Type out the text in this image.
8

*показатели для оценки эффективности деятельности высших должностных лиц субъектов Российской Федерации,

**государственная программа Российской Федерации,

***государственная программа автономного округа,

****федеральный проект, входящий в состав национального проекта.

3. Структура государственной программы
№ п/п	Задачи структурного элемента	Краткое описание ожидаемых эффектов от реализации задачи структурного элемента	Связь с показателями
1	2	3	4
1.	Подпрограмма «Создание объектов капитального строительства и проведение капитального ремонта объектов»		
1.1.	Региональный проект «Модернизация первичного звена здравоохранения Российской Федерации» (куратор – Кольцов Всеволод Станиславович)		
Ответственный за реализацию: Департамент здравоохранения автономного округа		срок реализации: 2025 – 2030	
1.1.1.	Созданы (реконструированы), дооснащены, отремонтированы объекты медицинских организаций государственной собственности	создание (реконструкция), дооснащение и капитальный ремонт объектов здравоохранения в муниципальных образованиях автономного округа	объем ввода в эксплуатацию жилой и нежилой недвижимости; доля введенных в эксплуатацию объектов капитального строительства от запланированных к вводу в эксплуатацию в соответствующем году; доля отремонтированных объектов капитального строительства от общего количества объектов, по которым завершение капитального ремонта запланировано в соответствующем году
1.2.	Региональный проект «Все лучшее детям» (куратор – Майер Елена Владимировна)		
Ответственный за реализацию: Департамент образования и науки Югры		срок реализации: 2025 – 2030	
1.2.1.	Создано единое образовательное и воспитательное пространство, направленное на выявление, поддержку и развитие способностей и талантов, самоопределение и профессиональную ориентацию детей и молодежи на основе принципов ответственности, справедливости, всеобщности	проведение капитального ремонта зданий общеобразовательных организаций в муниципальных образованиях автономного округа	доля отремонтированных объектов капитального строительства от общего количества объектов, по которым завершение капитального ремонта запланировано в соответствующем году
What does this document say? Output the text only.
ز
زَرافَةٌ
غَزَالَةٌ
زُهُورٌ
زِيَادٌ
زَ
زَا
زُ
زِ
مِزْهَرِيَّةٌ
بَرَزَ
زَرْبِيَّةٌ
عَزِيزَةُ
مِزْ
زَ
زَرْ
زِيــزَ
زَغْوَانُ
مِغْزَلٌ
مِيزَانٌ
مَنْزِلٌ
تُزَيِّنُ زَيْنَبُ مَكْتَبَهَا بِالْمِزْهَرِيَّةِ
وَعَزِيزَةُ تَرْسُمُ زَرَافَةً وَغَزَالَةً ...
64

══════════════════════════════

DIRECTIVE -
Above are some records. Print them all exactly.

RESULT OF THIS TASK -
Type out the text in this image.
8

*показатели для оценки эффективности деятельности высших должностных лиц субъектов Российской Федерации,

**государственная программа Российской Федерации,

***государственная программа автономного округа,

****федеральный проект, входящий в состав национального проекта.

3. Структура государственной программы
№ п/п	Задачи структурного элемента	Краткое описание ожидаемых эффектов от реализации задачи структурного элемента	Связь с показателями
1	2	3	4
1.	Подпрограмма «Создание объектов капитального строительства и проведение капитального ремонта объектов»		
1.1.	Региональный проект «Модернизация первичного звена здравоохранения Российской Федерации» (куратор – Кольцов Всеволод Станиславович)		
Ответственный за реализацию: Департамент здравоохранения автономного округа		срок реализации: 2025 – 2030	
1.1.1.	Созданы (реконструированы), дооснащены, отремонтированы объекты медицинских организаций государственной собственности	создание (реконструкция), дооснащение и капитальный ремонт объектов здравоохранения в муниципальных образованиях автономного округа	объем ввода в эксплуатацию жилой и нежилой недвижимости; доля введенных в эксплуатацию объектов капитального строительства от запланированных к вводу в эксплуатацию в соответствующем году; доля отремонтированных объектов капитального строительства от общего количества объектов, по которым завершение капитального ремонта запланировано в соответствующем году
1.2.	Региональный проект «Все лучшее детям» (куратор – Майер Елена Владимировна)		
Ответственный за реализацию: Департамент образования и науки Югры		срок реализации: 2025 – 2030	
1.2.1.	Создано единое образовательное и воспитательное пространство, направленное на выявление, поддержку и развитие способностей и талантов, самоопределение и профессиональную ориентацию детей и молодежи на основе принципов ответственности, справедливости, всеобщности	проведение капитального ремонта зданий общеобразовательных организаций в муниципальных образованиях автономного округа	доля отремонтированных объектов капитального строительства от общего количества объектов, по которым завершение капитального ремонта запланировано в соответствующем году
What does this document say? Output the text only.
ز
زَرافَةٌ
غَزَالَةٌ
زُهُورٌ
زِيَادٌ
زَ
زَا
زُ
زِ
مِزْهَرِيَّةٌ
بَرَزَ
زَرْبِيَّةٌ
عَزِيزَةُ
مِزْ
زَ
زَرْ
زِيــزَ
زَغْوَانُ
مِغْزَلٌ
مِيزَانٌ
مَنْزِلٌ
تُزَيِّنُ زَيْنَبُ مَكْتَبَهَا بِالْمِزْهَرِيَّةِ
وَعَزِيزَةُ تَرْسُمُ زَرَافَةً وَغَزَالَةً ...
64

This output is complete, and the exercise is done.